## [Written task]
Count the lines in the material that contain the string "weather", treating uppercase and lowercase as different, and give only the number.

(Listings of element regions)
-=-=-=-=-

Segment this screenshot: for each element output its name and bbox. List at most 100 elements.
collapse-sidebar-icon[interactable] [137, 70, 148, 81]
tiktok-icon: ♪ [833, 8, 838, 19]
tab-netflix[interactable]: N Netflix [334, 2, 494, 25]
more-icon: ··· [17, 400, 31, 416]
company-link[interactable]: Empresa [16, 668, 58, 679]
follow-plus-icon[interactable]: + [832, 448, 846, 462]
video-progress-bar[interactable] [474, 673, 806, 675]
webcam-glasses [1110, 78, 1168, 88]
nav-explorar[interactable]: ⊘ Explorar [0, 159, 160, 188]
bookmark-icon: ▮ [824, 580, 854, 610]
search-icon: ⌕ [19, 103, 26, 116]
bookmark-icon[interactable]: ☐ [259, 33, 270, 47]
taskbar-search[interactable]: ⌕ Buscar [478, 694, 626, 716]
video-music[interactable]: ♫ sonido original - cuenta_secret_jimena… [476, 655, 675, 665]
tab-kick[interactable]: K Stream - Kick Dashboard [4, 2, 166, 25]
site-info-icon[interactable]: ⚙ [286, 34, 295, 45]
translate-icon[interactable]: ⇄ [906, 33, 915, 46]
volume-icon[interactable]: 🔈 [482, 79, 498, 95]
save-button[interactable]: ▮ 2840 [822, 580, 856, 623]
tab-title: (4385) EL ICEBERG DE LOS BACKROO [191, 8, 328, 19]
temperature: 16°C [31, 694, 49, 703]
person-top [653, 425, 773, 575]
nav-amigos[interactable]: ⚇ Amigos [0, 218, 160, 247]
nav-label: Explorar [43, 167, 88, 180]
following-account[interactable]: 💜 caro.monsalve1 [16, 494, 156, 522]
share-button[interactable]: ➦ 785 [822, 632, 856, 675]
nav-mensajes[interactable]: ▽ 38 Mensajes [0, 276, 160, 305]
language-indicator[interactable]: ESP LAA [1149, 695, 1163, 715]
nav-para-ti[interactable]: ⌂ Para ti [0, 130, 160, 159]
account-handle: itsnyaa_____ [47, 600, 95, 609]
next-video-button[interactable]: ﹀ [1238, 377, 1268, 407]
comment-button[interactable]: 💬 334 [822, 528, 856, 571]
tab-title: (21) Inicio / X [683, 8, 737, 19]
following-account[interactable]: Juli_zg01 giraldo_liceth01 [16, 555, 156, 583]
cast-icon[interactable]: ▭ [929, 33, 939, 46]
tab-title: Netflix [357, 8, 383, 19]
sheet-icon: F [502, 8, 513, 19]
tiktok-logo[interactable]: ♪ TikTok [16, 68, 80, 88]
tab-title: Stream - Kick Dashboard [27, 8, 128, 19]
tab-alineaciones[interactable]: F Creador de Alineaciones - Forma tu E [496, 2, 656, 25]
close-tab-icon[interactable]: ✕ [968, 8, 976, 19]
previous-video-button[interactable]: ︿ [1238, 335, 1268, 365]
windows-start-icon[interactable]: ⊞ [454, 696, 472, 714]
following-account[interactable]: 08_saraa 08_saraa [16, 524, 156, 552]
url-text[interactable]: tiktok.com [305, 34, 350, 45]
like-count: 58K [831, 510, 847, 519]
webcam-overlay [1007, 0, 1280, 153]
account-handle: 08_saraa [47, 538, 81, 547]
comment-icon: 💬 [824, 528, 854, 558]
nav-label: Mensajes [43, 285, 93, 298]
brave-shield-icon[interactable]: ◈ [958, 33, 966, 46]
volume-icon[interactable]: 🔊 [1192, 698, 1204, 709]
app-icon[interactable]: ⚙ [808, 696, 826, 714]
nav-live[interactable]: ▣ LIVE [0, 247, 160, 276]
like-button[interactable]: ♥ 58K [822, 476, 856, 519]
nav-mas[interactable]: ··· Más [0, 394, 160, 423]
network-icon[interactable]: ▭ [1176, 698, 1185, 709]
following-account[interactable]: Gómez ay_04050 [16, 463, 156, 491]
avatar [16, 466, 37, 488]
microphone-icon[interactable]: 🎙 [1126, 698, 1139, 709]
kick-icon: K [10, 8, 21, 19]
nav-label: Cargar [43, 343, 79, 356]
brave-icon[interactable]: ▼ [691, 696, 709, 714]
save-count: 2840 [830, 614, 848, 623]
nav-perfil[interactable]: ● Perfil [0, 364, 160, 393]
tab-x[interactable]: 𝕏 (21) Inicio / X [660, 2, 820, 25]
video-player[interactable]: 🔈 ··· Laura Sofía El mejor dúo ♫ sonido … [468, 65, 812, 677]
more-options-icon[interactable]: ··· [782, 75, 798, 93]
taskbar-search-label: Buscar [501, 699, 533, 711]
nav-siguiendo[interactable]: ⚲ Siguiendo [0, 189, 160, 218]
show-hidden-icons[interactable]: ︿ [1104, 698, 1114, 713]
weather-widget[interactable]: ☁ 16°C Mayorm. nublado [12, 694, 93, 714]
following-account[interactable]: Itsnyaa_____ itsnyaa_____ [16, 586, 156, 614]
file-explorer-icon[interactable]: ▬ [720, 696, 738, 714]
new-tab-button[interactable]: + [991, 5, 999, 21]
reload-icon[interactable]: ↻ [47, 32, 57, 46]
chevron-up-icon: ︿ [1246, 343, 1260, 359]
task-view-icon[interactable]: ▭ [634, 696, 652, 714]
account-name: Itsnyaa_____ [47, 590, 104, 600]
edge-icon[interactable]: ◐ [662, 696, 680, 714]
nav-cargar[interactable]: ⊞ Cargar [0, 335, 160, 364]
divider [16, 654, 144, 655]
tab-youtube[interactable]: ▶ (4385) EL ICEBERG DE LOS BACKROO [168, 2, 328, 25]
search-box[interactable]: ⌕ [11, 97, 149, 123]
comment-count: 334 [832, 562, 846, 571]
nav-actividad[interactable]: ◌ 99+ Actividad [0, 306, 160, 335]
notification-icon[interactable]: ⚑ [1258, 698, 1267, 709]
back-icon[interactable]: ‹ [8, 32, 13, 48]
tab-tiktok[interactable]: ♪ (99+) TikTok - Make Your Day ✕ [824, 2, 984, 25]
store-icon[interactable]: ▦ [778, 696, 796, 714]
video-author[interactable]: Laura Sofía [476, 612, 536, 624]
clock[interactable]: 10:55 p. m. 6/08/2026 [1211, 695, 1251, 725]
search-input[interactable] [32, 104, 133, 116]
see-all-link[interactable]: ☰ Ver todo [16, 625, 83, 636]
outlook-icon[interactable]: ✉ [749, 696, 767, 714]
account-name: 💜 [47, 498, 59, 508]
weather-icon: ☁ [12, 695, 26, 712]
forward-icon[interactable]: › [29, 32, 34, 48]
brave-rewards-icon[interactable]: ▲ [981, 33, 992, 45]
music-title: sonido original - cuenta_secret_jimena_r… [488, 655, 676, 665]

-=-=-=-=-

## [Correct result]
2